The request — Look over the lines below. Report each one that includes the string "with".

+ + + +

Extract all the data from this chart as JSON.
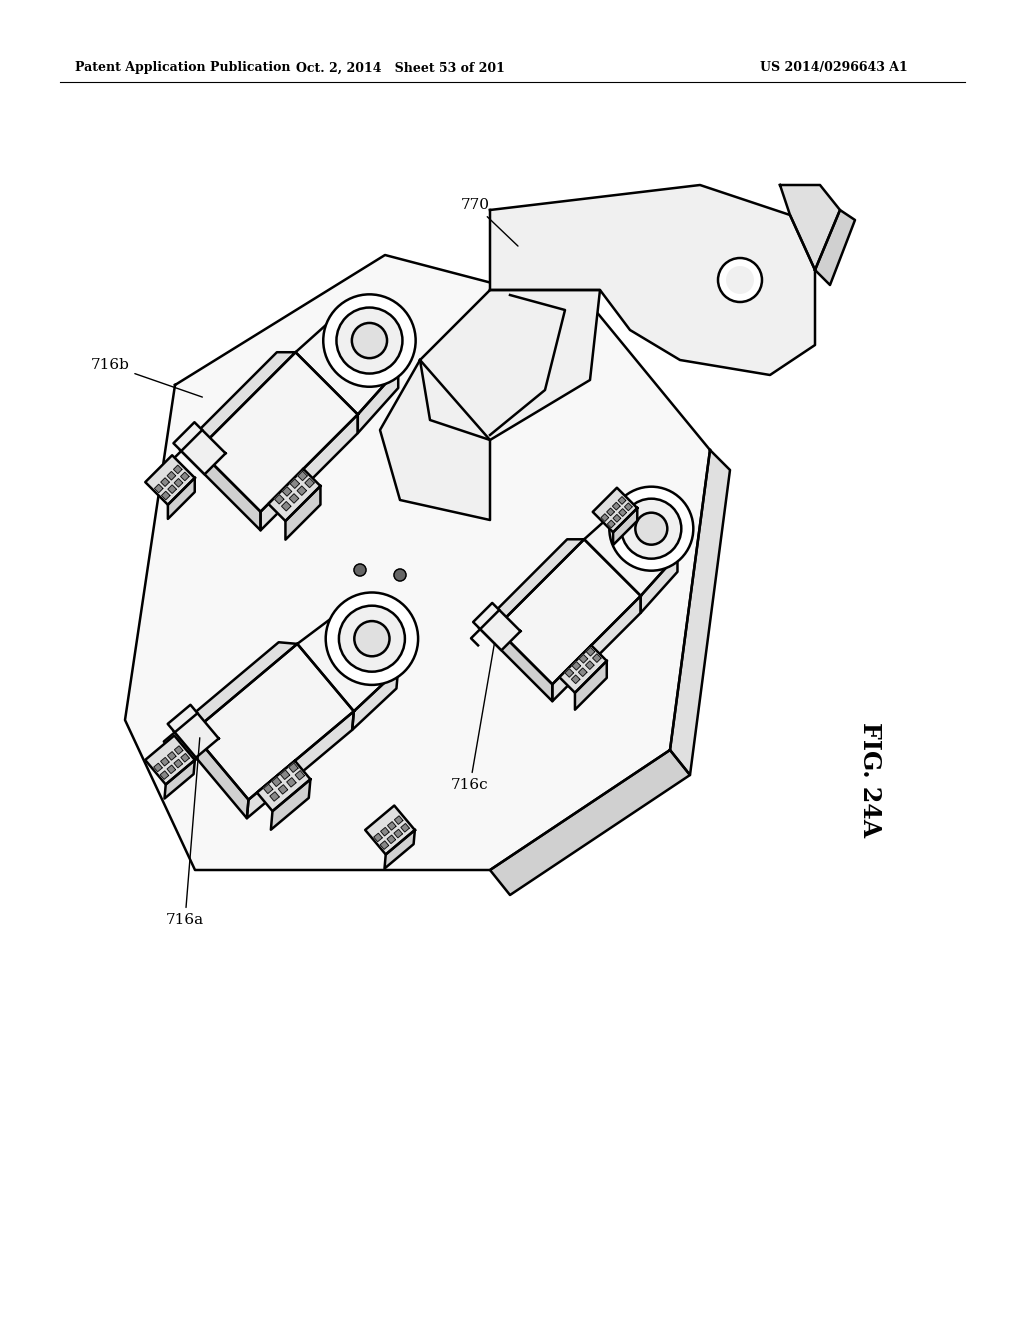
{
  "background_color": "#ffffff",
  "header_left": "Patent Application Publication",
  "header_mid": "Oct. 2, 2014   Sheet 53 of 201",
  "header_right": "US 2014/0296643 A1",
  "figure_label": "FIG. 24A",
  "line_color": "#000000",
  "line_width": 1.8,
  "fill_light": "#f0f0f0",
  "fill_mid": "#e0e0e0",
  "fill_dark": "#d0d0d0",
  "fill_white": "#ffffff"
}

+ + + +

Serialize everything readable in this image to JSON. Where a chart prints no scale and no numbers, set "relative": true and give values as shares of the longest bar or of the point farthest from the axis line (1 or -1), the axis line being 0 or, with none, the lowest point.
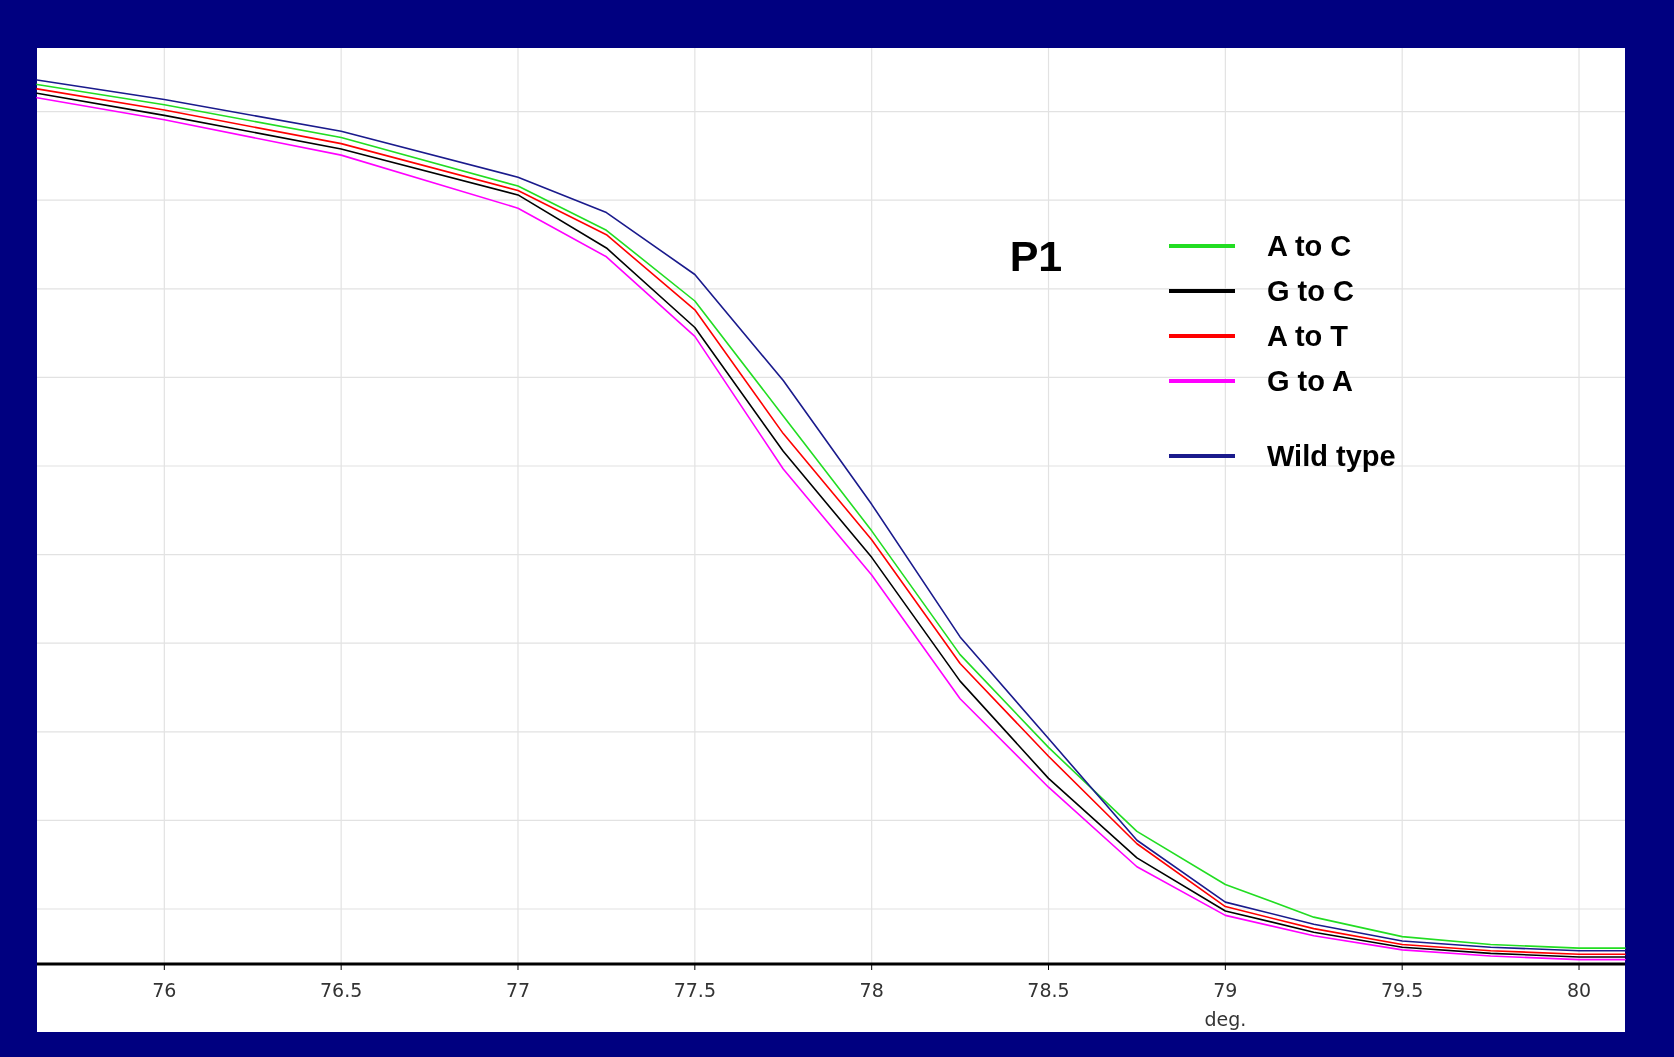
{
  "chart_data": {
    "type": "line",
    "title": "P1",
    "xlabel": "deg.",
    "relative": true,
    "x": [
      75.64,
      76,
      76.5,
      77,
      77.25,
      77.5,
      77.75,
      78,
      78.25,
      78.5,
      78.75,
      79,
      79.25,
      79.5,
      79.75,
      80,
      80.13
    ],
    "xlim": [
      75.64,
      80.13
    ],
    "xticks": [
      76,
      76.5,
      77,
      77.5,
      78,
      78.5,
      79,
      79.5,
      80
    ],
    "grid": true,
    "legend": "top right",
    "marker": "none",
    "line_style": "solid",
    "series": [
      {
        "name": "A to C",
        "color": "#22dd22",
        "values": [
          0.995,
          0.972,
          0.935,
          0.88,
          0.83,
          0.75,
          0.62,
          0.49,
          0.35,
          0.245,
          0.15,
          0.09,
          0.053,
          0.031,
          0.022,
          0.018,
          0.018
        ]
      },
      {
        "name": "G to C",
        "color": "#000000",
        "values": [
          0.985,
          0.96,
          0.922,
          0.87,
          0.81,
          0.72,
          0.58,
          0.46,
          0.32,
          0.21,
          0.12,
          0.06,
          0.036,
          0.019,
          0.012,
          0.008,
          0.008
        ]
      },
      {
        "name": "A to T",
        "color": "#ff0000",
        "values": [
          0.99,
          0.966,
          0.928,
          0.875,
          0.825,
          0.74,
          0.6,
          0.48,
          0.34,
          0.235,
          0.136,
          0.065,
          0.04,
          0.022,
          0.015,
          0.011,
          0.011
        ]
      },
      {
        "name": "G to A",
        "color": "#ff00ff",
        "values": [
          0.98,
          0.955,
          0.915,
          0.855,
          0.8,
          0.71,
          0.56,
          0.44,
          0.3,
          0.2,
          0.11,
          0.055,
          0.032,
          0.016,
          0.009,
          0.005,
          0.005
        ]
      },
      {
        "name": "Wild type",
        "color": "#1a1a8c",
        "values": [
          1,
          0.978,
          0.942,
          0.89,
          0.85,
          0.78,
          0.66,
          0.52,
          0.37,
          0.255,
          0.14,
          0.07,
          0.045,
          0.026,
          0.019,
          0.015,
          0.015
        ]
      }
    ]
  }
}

+ + + +

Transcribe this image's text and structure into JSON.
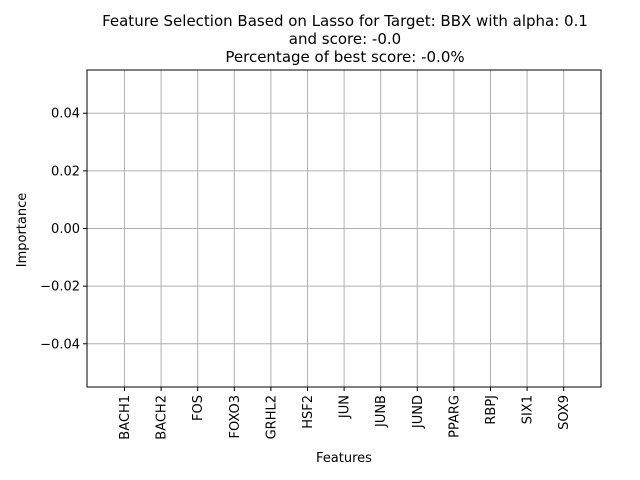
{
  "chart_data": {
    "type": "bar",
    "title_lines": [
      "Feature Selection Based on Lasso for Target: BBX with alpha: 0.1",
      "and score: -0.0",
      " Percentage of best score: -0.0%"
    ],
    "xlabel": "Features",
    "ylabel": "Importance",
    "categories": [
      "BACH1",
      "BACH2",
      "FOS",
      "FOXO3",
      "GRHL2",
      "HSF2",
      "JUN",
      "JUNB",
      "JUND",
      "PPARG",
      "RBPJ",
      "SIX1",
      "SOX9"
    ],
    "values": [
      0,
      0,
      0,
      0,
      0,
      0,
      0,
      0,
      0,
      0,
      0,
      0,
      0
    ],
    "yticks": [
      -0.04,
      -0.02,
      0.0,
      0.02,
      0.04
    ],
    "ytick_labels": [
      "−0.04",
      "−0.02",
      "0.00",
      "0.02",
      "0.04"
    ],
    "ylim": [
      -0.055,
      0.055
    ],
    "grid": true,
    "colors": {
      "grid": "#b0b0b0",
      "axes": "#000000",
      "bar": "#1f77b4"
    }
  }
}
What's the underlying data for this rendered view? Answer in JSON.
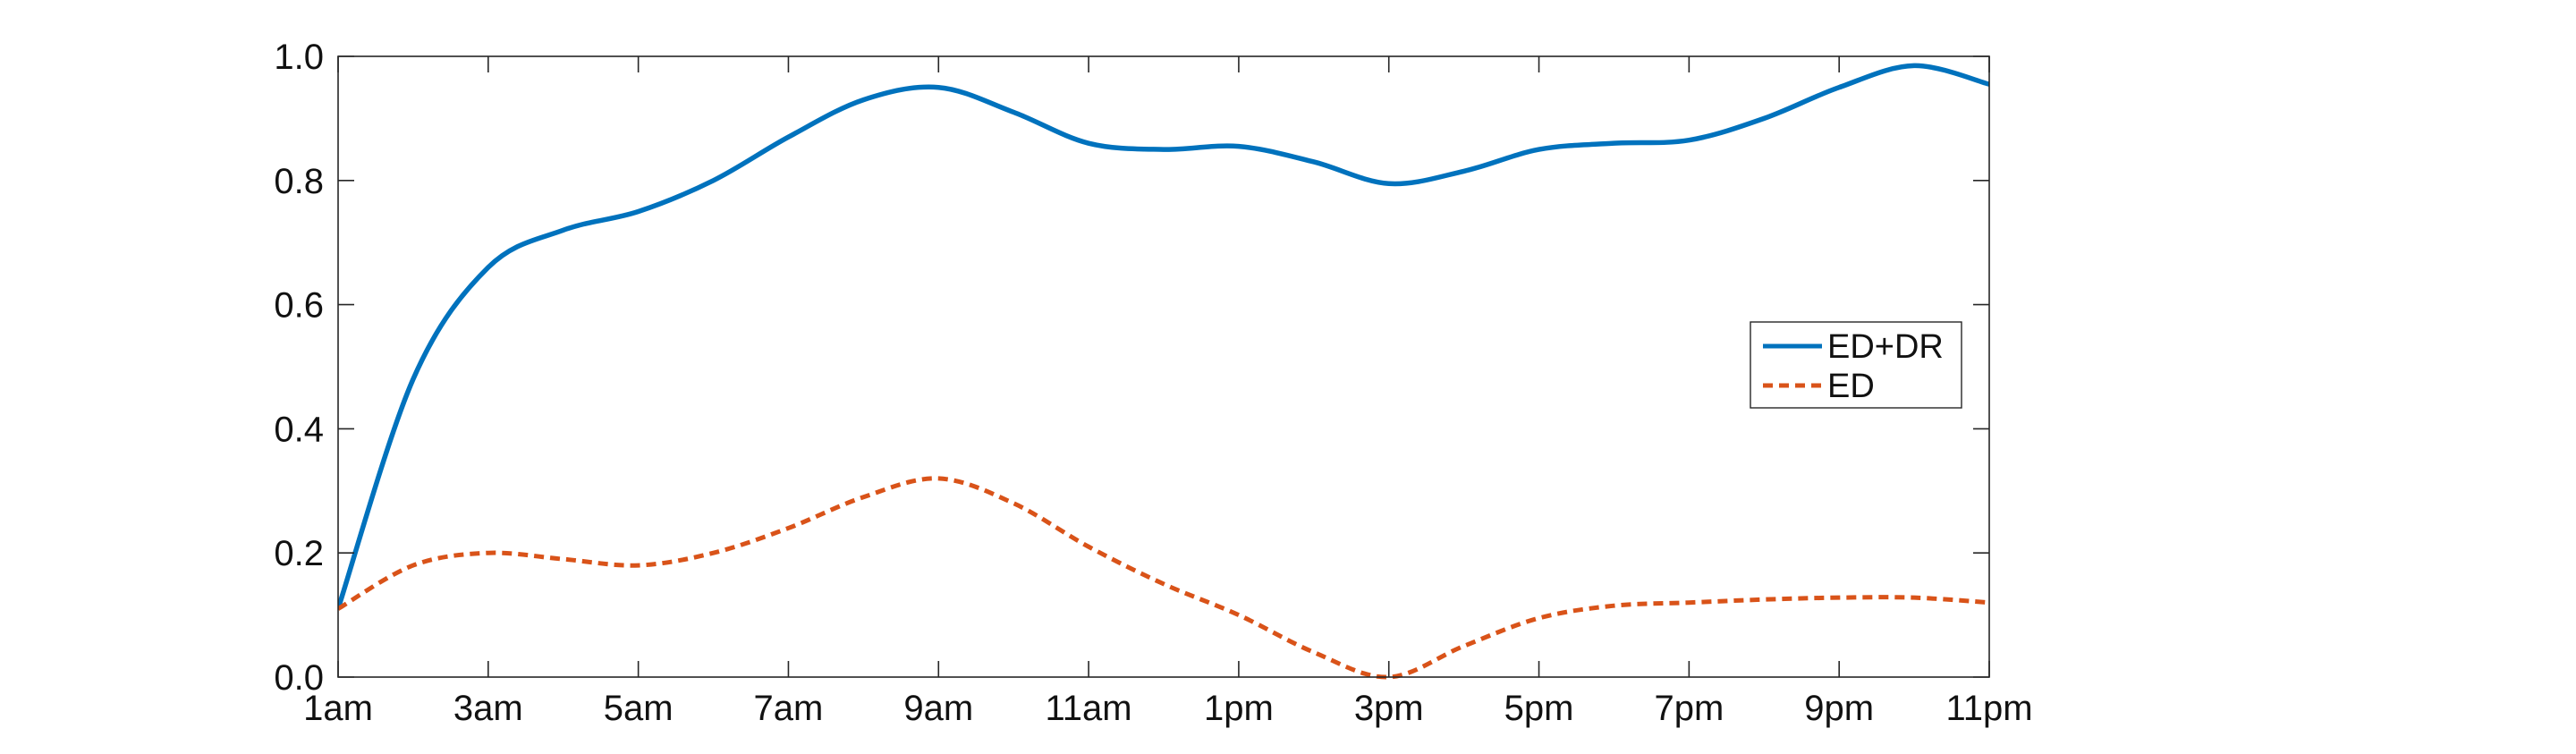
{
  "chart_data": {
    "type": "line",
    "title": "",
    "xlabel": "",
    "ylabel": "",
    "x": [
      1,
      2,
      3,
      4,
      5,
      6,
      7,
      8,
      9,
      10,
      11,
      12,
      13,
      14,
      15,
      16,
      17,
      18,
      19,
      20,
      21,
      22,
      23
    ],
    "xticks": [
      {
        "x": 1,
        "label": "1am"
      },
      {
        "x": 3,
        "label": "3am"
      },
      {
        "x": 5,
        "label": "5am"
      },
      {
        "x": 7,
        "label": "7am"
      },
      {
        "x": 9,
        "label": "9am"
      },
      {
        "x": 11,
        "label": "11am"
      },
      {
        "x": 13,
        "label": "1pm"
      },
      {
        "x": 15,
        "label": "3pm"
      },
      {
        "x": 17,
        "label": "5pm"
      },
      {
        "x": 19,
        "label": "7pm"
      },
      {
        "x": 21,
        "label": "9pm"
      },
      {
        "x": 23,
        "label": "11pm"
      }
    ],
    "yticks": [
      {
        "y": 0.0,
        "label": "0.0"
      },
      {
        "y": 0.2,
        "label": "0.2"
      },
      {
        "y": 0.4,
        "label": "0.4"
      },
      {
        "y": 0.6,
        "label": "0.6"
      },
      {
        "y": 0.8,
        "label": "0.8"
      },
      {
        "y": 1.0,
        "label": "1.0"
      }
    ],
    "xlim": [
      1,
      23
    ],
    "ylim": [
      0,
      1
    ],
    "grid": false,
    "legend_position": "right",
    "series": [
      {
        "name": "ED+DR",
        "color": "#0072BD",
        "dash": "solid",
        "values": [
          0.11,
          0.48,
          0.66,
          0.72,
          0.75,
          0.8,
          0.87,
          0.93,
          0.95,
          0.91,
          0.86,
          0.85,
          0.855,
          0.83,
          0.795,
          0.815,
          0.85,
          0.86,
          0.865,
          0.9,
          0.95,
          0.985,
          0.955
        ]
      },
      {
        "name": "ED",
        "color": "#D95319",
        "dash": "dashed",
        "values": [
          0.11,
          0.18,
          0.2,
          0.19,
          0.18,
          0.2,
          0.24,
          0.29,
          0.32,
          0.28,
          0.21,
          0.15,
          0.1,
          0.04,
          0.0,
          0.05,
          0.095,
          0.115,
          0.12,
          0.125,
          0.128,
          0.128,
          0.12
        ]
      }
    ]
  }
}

+ + + +

Complete answer —
Serialize everything readable in this image to JSON. Where a chart prints no scale and no numbers, set "relative": true and give values as shares of the longest bar or of the point farthest from the axis line (1 or -1), the axis line being 0 or, with none, the lowest point.
      "Feature Selection Based on Lasso for Target: BBX with alpha: 0.1",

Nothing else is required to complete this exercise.